• WHAT YOU NEED TO DO:
Repeat all the material exactly; pictures stay out of your copy.

• EXERCISE INPUT:
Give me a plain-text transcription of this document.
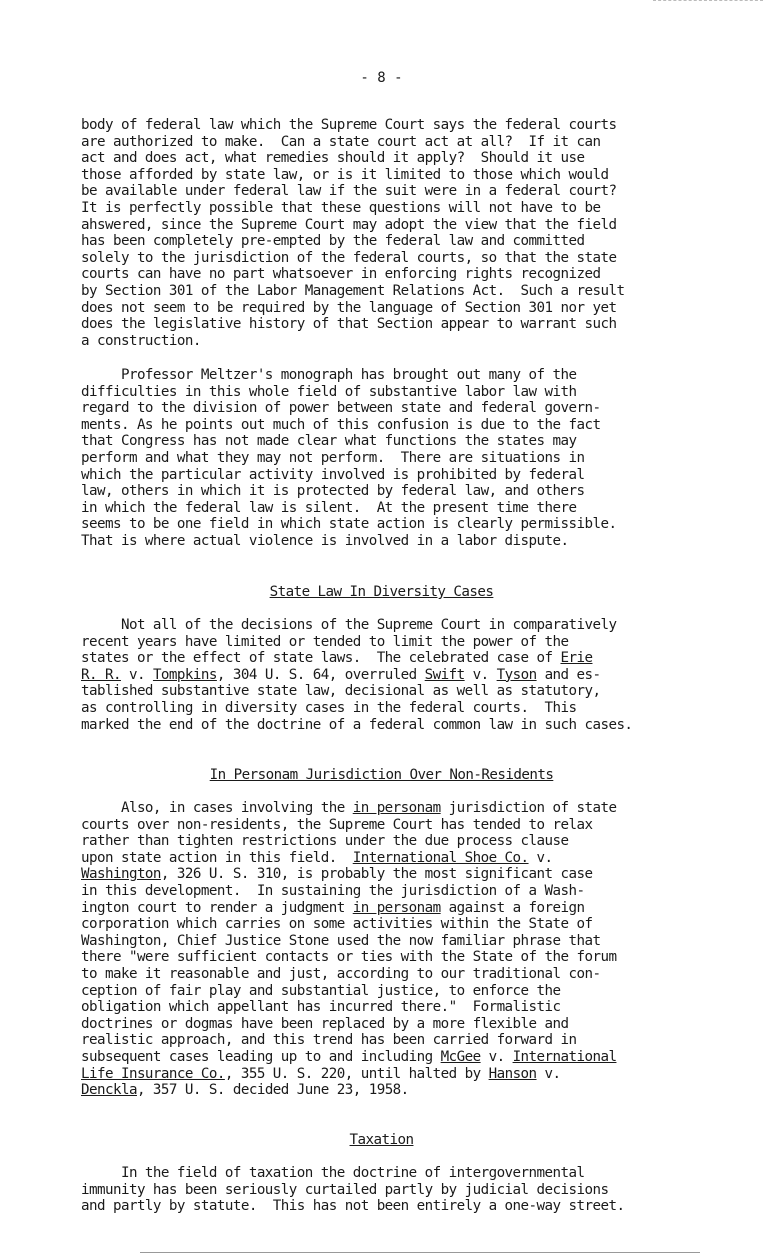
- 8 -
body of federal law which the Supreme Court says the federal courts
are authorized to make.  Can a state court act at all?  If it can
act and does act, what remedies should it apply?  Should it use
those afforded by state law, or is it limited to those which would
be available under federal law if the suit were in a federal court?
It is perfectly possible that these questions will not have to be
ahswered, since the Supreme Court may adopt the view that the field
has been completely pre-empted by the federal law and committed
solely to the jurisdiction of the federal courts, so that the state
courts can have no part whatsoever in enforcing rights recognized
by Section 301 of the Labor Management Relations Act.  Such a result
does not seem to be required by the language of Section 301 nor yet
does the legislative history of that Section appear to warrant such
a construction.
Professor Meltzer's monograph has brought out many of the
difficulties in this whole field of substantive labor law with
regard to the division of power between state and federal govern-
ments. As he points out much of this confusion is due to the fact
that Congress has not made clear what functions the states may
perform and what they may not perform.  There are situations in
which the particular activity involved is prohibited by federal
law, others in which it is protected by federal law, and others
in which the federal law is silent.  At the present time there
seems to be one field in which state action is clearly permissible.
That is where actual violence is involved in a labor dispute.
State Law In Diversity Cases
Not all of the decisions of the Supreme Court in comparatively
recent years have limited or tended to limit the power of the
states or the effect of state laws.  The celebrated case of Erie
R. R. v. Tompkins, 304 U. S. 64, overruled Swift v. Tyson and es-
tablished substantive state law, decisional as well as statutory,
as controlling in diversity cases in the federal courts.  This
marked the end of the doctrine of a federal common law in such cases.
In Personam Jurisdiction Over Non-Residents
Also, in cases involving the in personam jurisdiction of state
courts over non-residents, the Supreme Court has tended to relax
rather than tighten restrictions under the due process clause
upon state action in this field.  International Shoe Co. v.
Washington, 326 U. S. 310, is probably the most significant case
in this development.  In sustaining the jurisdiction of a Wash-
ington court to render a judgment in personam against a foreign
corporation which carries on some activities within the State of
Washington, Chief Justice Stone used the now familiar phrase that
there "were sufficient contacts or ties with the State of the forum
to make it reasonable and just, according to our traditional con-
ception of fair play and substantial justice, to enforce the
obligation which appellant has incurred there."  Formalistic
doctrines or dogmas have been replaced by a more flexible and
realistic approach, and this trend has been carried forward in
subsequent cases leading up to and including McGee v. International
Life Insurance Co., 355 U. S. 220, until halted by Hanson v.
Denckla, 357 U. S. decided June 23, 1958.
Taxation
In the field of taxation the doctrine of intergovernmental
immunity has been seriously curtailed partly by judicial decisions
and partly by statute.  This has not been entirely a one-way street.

• ANSWER TO THIS TASK:
Give me a plain-text transcription of this document.
- 8 -
body of federal law which the Supreme Court says the federal courts
are authorized to make.  Can a state court act at all?  If it can
act and does act, what remedies should it apply?  Should it use
those afforded by state law, or is it limited to those which would
be available under federal law if the suit were in a federal court?
It is perfectly possible that these questions will not have to be
ahswered, since the Supreme Court may adopt the view that the field
has been completely pre-empted by the federal law and committed
solely to the jurisdiction of the federal courts, so that the state
courts can have no part whatsoever in enforcing rights recognized
by Section 301 of the Labor Management Relations Act.  Such a result
does not seem to be required by the language of Section 301 nor yet
does the legislative history of that Section appear to warrant such
a construction.
Professor Meltzer's monograph has brought out many of the
difficulties in this whole field of substantive labor law with
regard to the division of power between state and federal govern-
ments. As he points out much of this confusion is due to the fact
that Congress has not made clear what functions the states may
perform and what they may not perform.  There are situations in
which the particular activity involved is prohibited by federal
law, others in which it is protected by federal law, and others
in which the federal law is silent.  At the present time there
seems to be one field in which state action is clearly permissible.
That is where actual violence is involved in a labor dispute.
State Law In Diversity Cases
Not all of the decisions of the Supreme Court in comparatively
recent years have limited or tended to limit the power of the
states or the effect of state laws.  The celebrated case of Erie
R. R. v. Tompkins, 304 U. S. 64, overruled Swift v. Tyson and es-
tablished substantive state law, decisional as well as statutory,
as controlling in diversity cases in the federal courts.  This
marked the end of the doctrine of a federal common law in such cases.
In Personam Jurisdiction Over Non-Residents
Also, in cases involving the in personam jurisdiction of state
courts over non-residents, the Supreme Court has tended to relax
rather than tighten restrictions under the due process clause
upon state action in this field.  International Shoe Co. v.
Washington, 326 U. S. 310, is probably the most significant case
in this development.  In sustaining the jurisdiction of a Wash-
ington court to render a judgment in personam against a foreign
corporation which carries on some activities within the State of
Washington, Chief Justice Stone used the now familiar phrase that
there "were sufficient contacts or ties with the State of the forum
to make it reasonable and just, according to our traditional con-
ception of fair play and substantial justice, to enforce the
obligation which appellant has incurred there."  Formalistic
doctrines or dogmas have been replaced by a more flexible and
realistic approach, and this trend has been carried forward in
subsequent cases leading up to and including McGee v. International
Life Insurance Co., 355 U. S. 220, until halted by Hanson v.
Denckla, 357 U. S. decided June 23, 1958.
Taxation
In the field of taxation the doctrine of intergovernmental
immunity has been seriously curtailed partly by judicial decisions
and partly by statute.  This has not been entirely a one-way street.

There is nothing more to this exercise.